(Some records)
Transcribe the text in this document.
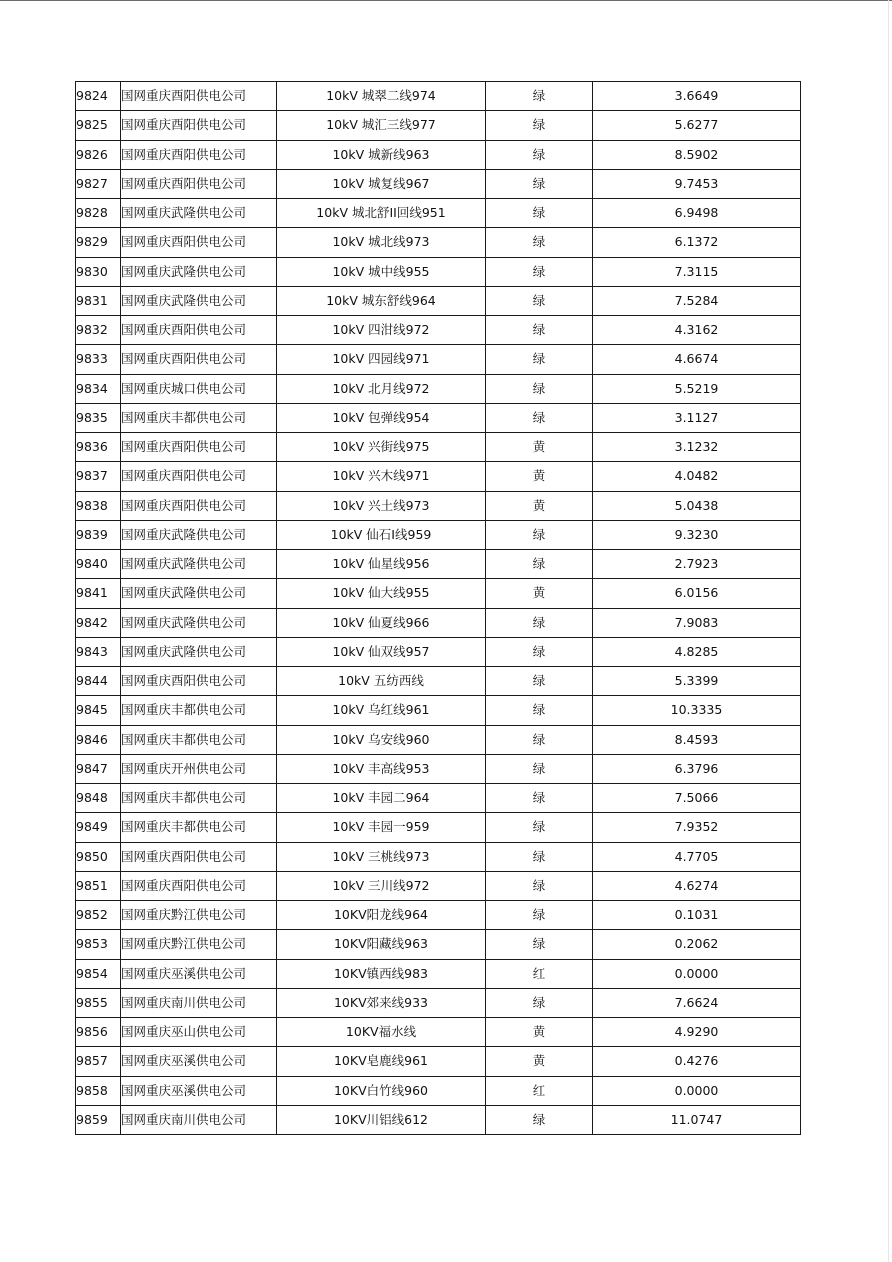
9824	国网重庆酉阳供电公司	10kV 城翠二线974	绿	3.6649
9825	国网重庆酉阳供电公司	10kV 城汇三线977	绿	5.6277
9826	国网重庆酉阳供电公司	10kV 城新线963	绿	8.5902
9827	国网重庆酉阳供电公司	10kV 城复线967	绿	9.7453
9828	国网重庆武隆供电公司	10kV 城北舒II回线951	绿	6.9498
9829	国网重庆酉阳供电公司	10kV 城北线973	绿	6.1372
9830	国网重庆武隆供电公司	10kV 城中线955	绿	7.3115
9831	国网重庆武隆供电公司	10kV 城东舒线964	绿	7.5284
9832	国网重庆酉阳供电公司	10kV 四泔线972	绿	4.3162
9833	国网重庆酉阳供电公司	10kV 四园线971	绿	4.6674
9834	国网重庆城口供电公司	10kV 北月线972	绿	5.5219
9835	国网重庆丰都供电公司	10kV 包弹线954	绿	3.1127
9836	国网重庆酉阳供电公司	10kV 兴街线975	黄	3.1232
9837	国网重庆酉阳供电公司	10kV 兴木线971	黄	4.0482
9838	国网重庆酉阳供电公司	10kV 兴土线973	黄	5.0438
9839	国网重庆武隆供电公司	10kV 仙石I线959	绿	9.3230
9840	国网重庆武隆供电公司	10kV 仙星线956	绿	2.7923
9841	国网重庆武隆供电公司	10kV 仙大线955	黄	6.0156
9842	国网重庆武隆供电公司	10kV 仙夏线966	绿	7.9083
9843	国网重庆武隆供电公司	10kV 仙双线957	绿	4.8285
9844	国网重庆酉阳供电公司	10kV 五纺西线	绿	5.3399
9845	国网重庆丰都供电公司	10kV 乌红线961	绿	10.3335
9846	国网重庆丰都供电公司	10kV 乌安线960	绿	8.4593
9847	国网重庆开州供电公司	10kV 丰高线953	绿	6.3796
9848	国网重庆丰都供电公司	10kV 丰园二964	绿	7.5066
9849	国网重庆丰都供电公司	10kV 丰园一959	绿	7.9352
9850	国网重庆酉阳供电公司	10kV 三桃线973	绿	4.7705
9851	国网重庆酉阳供电公司	10kV 三川线972	绿	4.6274
9852	国网重庆黔江供电公司	10KV阳龙线964	绿	0.1031
9853	国网重庆黔江供电公司	10KV阳藏线963	绿	0.2062
9854	国网重庆巫溪供电公司	10KV镇西线983	红	0.0000
9855	国网重庆南川供电公司	10KV郊来线933	绿	7.6624
9856	国网重庆巫山供电公司	10KV福水线	黄	4.9290
9857	国网重庆巫溪供电公司	10KV皂鹿线961	黄	0.4276
9858	国网重庆巫溪供电公司	10KV白竹线960	红	0.0000
9859	国网重庆南川供电公司	10KV川铝线612	绿	11.0747
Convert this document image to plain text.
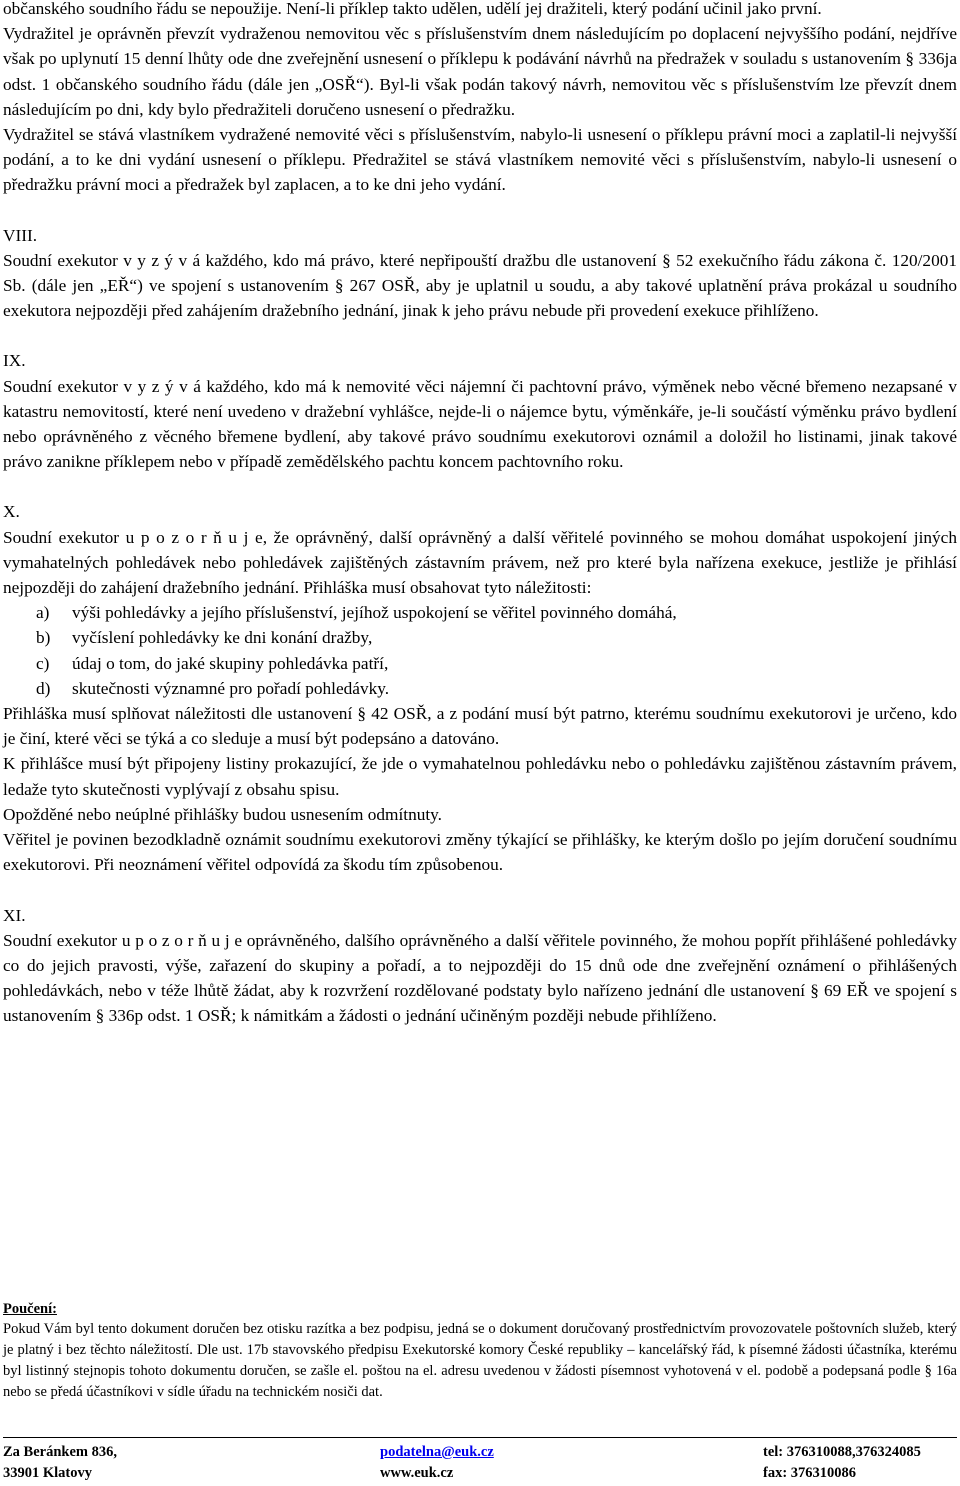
občanského soudního řádu se nepoužije. Není-li příklep takto udělen, udělí jej dražiteli, který podání učinil jako první.

Vydražitel je oprávněn převzít vydraženou nemovitou věc s příslušenstvím dnem následujícím po doplacení nejvyššího podání, nejdříve však po uplynutí 15 denní lhůty ode dne zveřejnění usnesení o příklepu k podávání návrhů na předražek v souladu s ustanovením § 336ja odst. 1 občanského soudního řádu (dále jen „OSŘ“). Byl-li však podán takový návrh, nemovitou věc s příslušenstvím lze převzít dnem následujícím po dni, kdy bylo předražiteli doručeno usnesení o předražku.

Vydražitel se stává vlastníkem vydražené nemovité věci s příslušenstvím, nabylo-li usnesení o příklepu právní moci a zaplatil-li nejvyšší podání, a to ke dni vydání usnesení o příklepu. Předražitel se stává vlastníkem nemovité věci s příslušenstvím, nabylo-li usnesení o předražku právní moci a předražek byl zaplacen, a to ke dni jeho vydání.

VIII.

Soudní exekutor v y z ý v á každého, kdo má právo, které nepřipouští dražbu dle ustanovení § 52 exekučního řádu zákona č. 120/2001 Sb. (dále jen „EŘ“) ve spojení s ustanovením § 267 OSŘ, aby je uplatnil u soudu, a aby takové uplatnění práva prokázal u soudního exekutora nejpozději před zahájením dražebního jednání, jinak k jeho právu nebude při provedení exekuce přihlíženo.

IX.

Soudní exekutor v y z ý v á každého, kdo má k nemovité věci nájemní či pachtovní právo, výměnek nebo věcné břemeno nezapsané v katastru nemovitostí, které není uvedeno v dražební vyhlášce, nejde-li o nájemce bytu, výměnkáře, je-li součástí výměnku právo bydlení nebo oprávněného z věcného břemene bydlení, aby takové právo soudnímu exekutorovi oznámil a doložil ho listinami, jinak takové právo zanikne příklepem nebo v případě zemědělského pachtu koncem pachtovního roku.

X.

Soudní exekutor u p o z o r ň u j e, že oprávněný, další oprávněný a další věřitelé povinného se mohou domáhat uspokojení jiných vymahatelných pohledávek nebo pohledávek zajištěných zástavním právem, než pro které byla nařízena exekuce, jestliže je přihlásí nejpozději do zahájení dražebního jednání. Přihláška musí obsahovat tyto náležitosti:

a)	výši pohledávky a jejího příslušenství, jejíhož uspokojení se věřitel povinného domáhá,
b)	vyčíslení pohledávky ke dni konání dražby,
c)	údaj o tom, do jaké skupiny pohledávka patří,
d)	skutečnosti významné pro pořadí pohledávky.

Přihláška musí splňovat náležitosti dle ustanovení § 42 OSŘ, a z podání musí být patrno, kterému soudnímu exekutorovi je určeno, kdo je činí, které věci se týká a co sleduje a musí být podepsáno a datováno.

K přihlášce musí být připojeny listiny prokazující, že jde o vymahatelnou pohledávku nebo o pohledávku zajištěnou zástavním právem, ledaže tyto skutečnosti vyplývají z obsahu spisu.

Opožděné nebo neúplné přihlášky budou usnesením odmítnuty.

Věřitel je povinen bezodkladně oznámit soudnímu exekutorovi změny týkající se přihlášky, ke kterým došlo po jejím doručení soudnímu exekutorovi. Při neoznámení věřitel odpovídá za škodu tím způsobenou.

XI.

Soudní exekutor u p o z o r ň u j e oprávněného, dalšího oprávněného a další věřitele povinného, že mohou popřít přihlášené pohledávky co do jejich pravosti, výše, zařazení do skupiny a pořadí, a to nejpozději do 15 dnů ode dne zveřejnění oznámení o přihlášených pohledávkách, nebo v téže lhůtě žádat, aby k rozvržení rozdělované podstaty bylo nařízeno jednání dle ustanovení § 69 EŘ ve spojení s ustanovením § 336p odst. 1 OSŘ; k námitkám a žádosti o jednání učiněným později nebude přihlíženo.

Poučení:

Pokud Vám byl tento dokument doručen bez otisku razítka a bez podpisu, jedná se o dokument doručovaný prostřednictvím provozovatele poštovních služeb, který je platný i bez těchto náležitostí. Dle ust. 17b stavovského předpisu Exekutorské komory České republiky – kancelářský řád, k písemné žádosti účastníka, kterému byl listinný stejnopis tohoto dokumentu doručen, se zašle el. poštou na el. adresu uvedenou v žádosti písemnost vyhotovená v el. podobě a podepsaná podle § 16a nebo se předá účastníkovi v sídle úřadu na technickém nosiči dat.

Za Beránkem 836,	podatelna@euk.cz	tel: 376310088,376324085
33901 Klatovy	www.euk.cz	fax: 376310086
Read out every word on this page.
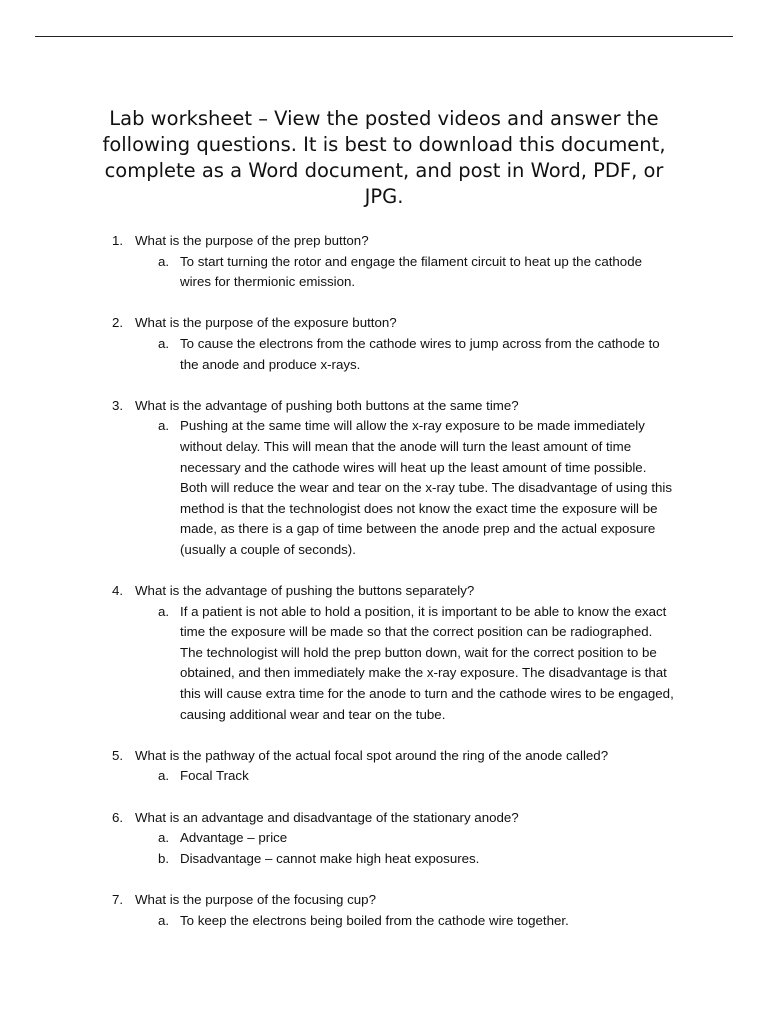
Lab worksheet – View the posted videos and answer the following questions. It is best to download this document, complete as a Word document, and post in Word, PDF, or JPG.
1. What is the purpose of the prep button?
a. To start turning the rotor and engage the filament circuit to heat up the cathode wires for thermionic emission.
2. What is the purpose of the exposure button?
a. To cause the electrons from the cathode wires to jump across from the cathode to the anode and produce x-rays.
3. What is the advantage of pushing both buttons at the same time?
a. Pushing at the same time will allow the x-ray exposure to be made immediately without delay. This will mean that the anode will turn the least amount of time necessary and the cathode wires will heat up the least amount of time possible. Both will reduce the wear and tear on the x-ray tube. The disadvantage of using this method is that the technologist does not know the exact time the exposure will be made, as there is a gap of time between the anode prep and the actual exposure (usually a couple of seconds).
4. What is the advantage of pushing the buttons separately?
a. If a patient is not able to hold a position, it is important to be able to know the exact time the exposure will be made so that the correct position can be radiographed. The technologist will hold the prep button down, wait for the correct position to be obtained, and then immediately make the x-ray exposure. The disadvantage is that this will cause extra time for the anode to turn and the cathode wires to be engaged, causing additional wear and tear on the tube.
5. What is the pathway of the actual focal spot around the ring of the anode called?
a. Focal Track
6. What is an advantage and disadvantage of the stationary anode?
a. Advantage – price
b. Disadvantage – cannot make high heat exposures.
7. What is the purpose of the focusing cup?
a. To keep the electrons being boiled from the cathode wire together.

* Aim of the exercise *
Each line that has the word "purpose" should be copied.

* Exercise response *
1. What is the purpose of the prep button?
2. What is the purpose of the exposure button?
7. What is the purpose of the focusing cup?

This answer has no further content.